-- Begin TASK INPUT --
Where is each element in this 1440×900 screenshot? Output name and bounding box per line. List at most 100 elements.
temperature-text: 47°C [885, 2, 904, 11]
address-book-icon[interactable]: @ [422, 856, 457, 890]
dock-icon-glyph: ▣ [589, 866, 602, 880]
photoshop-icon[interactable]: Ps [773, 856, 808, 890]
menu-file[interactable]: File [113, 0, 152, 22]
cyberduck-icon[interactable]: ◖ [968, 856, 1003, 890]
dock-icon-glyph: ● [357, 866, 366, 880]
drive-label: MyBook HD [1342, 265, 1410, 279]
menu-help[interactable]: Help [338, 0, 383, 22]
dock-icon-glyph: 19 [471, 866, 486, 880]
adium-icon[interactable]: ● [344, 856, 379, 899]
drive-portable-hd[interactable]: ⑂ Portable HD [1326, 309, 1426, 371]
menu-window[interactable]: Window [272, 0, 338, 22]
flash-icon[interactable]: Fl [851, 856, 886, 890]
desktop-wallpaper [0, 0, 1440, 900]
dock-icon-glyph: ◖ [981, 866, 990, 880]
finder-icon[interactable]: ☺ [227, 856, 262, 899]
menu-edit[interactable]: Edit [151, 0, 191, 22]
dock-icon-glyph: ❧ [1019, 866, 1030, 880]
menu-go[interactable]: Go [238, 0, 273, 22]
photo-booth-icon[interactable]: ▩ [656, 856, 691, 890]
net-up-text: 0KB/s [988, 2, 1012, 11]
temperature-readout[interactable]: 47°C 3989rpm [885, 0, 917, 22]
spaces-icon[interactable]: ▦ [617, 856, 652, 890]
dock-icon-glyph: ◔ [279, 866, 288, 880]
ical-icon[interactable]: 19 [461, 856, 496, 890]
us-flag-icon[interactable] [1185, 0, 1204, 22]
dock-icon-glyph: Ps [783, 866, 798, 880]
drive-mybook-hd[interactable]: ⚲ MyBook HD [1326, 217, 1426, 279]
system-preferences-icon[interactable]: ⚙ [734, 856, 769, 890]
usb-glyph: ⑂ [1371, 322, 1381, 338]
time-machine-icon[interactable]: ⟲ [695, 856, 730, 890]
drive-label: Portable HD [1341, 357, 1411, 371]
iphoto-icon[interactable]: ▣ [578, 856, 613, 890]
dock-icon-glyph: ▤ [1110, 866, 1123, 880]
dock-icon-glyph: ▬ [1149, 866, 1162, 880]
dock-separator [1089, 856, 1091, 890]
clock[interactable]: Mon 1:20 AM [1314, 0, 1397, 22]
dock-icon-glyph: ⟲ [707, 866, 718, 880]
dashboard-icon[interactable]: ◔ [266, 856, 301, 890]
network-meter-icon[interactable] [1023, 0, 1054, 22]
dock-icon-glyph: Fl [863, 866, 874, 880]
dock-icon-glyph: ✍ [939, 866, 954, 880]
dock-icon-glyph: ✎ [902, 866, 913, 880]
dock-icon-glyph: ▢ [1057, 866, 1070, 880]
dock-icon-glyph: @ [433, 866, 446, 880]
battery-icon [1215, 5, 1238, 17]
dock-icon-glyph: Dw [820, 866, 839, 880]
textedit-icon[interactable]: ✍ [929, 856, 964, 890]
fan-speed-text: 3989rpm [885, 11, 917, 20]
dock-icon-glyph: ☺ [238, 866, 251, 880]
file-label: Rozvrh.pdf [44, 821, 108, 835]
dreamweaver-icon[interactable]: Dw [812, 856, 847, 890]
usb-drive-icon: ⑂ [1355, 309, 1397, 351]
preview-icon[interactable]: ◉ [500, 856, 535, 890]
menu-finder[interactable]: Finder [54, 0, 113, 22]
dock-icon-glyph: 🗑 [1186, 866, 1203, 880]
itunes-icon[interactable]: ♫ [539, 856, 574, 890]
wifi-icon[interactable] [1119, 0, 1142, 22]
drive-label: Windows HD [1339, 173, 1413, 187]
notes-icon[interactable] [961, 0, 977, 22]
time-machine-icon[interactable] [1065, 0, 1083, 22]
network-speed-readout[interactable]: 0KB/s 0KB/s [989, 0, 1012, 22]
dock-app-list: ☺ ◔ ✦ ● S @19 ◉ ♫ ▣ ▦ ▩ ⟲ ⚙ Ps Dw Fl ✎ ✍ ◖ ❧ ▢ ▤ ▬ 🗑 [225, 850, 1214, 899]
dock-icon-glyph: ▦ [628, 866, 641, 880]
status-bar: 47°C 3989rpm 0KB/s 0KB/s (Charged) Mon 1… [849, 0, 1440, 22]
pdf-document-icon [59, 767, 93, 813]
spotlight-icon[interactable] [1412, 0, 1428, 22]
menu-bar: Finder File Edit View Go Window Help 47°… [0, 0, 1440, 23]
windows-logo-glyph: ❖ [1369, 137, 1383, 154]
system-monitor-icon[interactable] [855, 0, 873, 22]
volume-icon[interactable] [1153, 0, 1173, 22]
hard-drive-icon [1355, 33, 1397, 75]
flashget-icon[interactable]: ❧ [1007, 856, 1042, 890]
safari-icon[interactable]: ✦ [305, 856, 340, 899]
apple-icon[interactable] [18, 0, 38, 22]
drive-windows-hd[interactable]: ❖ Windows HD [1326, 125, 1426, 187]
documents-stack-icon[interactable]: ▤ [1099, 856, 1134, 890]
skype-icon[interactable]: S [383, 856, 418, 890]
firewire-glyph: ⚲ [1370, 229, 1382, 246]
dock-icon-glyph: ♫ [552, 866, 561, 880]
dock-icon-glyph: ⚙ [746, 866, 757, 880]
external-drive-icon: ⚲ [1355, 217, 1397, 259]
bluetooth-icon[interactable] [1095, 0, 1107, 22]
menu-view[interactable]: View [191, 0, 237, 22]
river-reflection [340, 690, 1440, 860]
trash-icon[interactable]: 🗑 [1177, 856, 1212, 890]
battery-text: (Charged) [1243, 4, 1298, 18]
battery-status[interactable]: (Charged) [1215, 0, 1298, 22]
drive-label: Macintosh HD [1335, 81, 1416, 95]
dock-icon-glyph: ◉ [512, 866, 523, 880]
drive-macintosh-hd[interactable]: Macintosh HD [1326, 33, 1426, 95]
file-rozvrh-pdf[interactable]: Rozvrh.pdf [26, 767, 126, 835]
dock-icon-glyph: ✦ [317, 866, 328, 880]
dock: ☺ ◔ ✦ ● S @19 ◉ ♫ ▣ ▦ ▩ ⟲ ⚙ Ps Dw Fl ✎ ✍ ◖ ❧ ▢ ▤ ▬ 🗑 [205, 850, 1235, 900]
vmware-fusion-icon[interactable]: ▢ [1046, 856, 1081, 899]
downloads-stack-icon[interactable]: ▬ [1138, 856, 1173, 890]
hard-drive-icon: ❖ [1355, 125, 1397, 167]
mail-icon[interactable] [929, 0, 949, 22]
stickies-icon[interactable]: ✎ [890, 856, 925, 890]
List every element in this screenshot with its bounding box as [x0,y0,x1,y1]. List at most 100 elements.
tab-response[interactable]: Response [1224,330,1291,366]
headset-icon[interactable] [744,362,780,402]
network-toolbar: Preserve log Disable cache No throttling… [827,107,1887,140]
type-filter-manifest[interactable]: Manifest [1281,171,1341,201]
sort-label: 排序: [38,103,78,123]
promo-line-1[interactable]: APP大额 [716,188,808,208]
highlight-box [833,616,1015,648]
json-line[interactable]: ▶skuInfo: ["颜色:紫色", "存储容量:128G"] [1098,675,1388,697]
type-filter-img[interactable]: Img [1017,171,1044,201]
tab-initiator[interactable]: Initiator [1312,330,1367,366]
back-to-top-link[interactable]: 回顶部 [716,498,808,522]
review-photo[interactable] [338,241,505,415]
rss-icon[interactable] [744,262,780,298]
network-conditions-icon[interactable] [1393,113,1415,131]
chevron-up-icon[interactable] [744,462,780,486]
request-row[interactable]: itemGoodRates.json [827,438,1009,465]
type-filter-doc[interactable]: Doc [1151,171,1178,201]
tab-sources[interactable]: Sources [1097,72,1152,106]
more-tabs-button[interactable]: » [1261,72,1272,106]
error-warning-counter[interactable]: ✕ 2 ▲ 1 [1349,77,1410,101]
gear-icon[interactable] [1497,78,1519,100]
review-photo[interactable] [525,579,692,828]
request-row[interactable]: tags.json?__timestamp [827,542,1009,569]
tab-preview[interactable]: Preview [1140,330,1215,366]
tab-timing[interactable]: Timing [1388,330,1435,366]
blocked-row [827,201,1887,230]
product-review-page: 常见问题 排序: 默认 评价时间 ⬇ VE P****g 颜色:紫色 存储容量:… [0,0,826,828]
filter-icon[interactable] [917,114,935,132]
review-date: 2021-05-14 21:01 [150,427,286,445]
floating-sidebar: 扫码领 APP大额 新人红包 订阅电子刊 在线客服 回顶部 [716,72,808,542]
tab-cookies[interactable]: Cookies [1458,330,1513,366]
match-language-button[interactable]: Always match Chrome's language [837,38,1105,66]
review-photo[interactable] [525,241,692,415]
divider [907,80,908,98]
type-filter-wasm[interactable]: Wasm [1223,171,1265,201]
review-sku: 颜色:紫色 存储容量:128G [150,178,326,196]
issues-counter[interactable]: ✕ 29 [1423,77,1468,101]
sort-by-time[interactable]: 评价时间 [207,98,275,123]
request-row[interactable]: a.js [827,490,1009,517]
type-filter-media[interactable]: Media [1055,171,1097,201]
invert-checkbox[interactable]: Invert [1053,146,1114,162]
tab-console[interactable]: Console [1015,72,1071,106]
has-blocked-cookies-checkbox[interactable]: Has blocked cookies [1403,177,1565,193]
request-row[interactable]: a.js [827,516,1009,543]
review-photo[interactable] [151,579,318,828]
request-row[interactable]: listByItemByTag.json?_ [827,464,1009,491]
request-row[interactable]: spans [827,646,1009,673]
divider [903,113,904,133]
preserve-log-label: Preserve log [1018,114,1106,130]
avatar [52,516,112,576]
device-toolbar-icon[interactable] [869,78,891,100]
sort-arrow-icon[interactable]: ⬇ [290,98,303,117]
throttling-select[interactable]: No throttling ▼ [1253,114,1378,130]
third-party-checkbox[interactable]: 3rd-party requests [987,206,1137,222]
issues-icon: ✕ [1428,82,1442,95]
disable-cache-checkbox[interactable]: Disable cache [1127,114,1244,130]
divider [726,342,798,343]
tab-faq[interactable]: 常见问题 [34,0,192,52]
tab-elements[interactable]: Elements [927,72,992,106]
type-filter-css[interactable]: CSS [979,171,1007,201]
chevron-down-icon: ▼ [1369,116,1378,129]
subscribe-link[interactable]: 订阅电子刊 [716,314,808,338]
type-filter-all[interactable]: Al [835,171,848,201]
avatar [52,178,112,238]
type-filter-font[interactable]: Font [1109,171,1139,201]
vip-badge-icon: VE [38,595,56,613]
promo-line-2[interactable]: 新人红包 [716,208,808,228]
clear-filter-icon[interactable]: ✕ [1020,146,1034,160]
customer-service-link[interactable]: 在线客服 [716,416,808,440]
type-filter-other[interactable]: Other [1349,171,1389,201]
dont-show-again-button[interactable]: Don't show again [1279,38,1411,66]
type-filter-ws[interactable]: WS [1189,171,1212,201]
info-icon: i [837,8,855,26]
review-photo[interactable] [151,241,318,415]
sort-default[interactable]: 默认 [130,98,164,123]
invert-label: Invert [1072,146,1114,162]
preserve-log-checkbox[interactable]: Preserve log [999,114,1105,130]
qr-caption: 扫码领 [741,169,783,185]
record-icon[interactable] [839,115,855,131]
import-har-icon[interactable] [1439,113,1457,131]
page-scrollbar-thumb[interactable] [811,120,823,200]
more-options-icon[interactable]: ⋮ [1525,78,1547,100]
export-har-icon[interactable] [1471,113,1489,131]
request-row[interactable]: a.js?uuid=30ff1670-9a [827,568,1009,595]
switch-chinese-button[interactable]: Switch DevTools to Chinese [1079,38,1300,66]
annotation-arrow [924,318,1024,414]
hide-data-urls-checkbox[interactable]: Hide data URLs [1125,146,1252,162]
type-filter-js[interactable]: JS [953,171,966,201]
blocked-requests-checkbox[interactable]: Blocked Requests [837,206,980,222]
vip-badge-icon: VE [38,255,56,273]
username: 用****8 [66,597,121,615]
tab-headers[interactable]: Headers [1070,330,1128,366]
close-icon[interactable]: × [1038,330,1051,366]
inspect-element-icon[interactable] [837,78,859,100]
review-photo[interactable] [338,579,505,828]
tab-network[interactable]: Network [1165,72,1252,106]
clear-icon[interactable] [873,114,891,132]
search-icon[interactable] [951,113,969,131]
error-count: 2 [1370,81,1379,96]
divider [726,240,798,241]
-- End TASK INPUT --
EXERCISE TASK:
Return the lines of the material starting at the beginning and going on through the line with "dock-icon-glyph: Dw [820, 866, 839, 880]", both ends included, exactly as they appear.

EXERCISE RESPONSE:
Where is each element in this 1440×900 screenshot? Output name and bounding box per line. List at most 100 elements.
temperature-text: 47°C [885, 2, 904, 11]
address-book-icon[interactable]: @ [422, 856, 457, 890]
dock-icon-glyph: ▣ [589, 866, 602, 880]
photoshop-icon[interactable]: Ps [773, 856, 808, 890]
menu-file[interactable]: File [113, 0, 152, 22]
cyberduck-icon[interactable]: ◖ [968, 856, 1003, 890]
dock-icon-glyph: ● [357, 866, 366, 880]
drive-label: MyBook HD [1342, 265, 1410, 279]
menu-help[interactable]: Help [338, 0, 383, 22]
dock-icon-glyph: 19 [471, 866, 486, 880]
adium-icon[interactable]: ● [344, 856, 379, 899]
drive-portable-hd[interactable]: ⑂ Portable HD [1326, 309, 1426, 371]
menu-window[interactable]: Window [272, 0, 338, 22]
flash-icon[interactable]: Fl [851, 856, 886, 890]
desktop-wallpaper [0, 0, 1440, 900]
dock-icon-glyph: ◖ [981, 866, 990, 880]
finder-icon[interactable]: ☺ [227, 856, 262, 899]
menu-edit[interactable]: Edit [151, 0, 191, 22]
dock-icon-glyph: ❧ [1019, 866, 1030, 880]
menu-go[interactable]: Go [238, 0, 273, 22]
photo-booth-icon[interactable]: ▩ [656, 856, 691, 890]
net-up-text: 0KB/s [988, 2, 1012, 11]
temperature-readout[interactable]: 47°C 3989rpm [885, 0, 917, 22]
spaces-icon[interactable]: ▦ [617, 856, 652, 890]
dock-icon-glyph: ◔ [279, 866, 288, 880]
ical-icon[interactable]: 19 [461, 856, 496, 890]
us-flag-icon[interactable] [1185, 0, 1204, 22]
dock-icon-glyph: Ps [783, 866, 798, 880]
drive-mybook-hd[interactable]: ⚲ MyBook HD [1326, 217, 1426, 279]
system-preferences-icon[interactable]: ⚙ [734, 856, 769, 890]
usb-glyph: ⑂ [1371, 322, 1381, 338]
time-machine-icon[interactable]: ⟲ [695, 856, 730, 890]
drive-label: Portable HD [1341, 357, 1411, 371]
iphoto-icon[interactable]: ▣ [578, 856, 613, 890]
dock-icon-glyph: ▤ [1110, 866, 1123, 880]
dock-icon-glyph: ▬ [1149, 866, 1162, 880]
dock-separator [1089, 856, 1091, 890]
clock[interactable]: Mon 1:20 AM [1314, 0, 1397, 22]
dock-icon-glyph: ⟲ [707, 866, 718, 880]
dashboard-icon[interactable]: ◔ [266, 856, 301, 890]
network-meter-icon[interactable] [1023, 0, 1054, 22]
dock-icon-glyph: Fl [863, 866, 874, 880]
dock-icon-glyph: ✍ [939, 866, 954, 880]
dock-icon-glyph: ✎ [902, 866, 913, 880]
dock-icon-glyph: ▢ [1057, 866, 1070, 880]
dock-icon-glyph: @ [433, 866, 446, 880]
battery-icon [1215, 5, 1238, 17]
dock-icon-glyph: Dw [820, 866, 839, 880]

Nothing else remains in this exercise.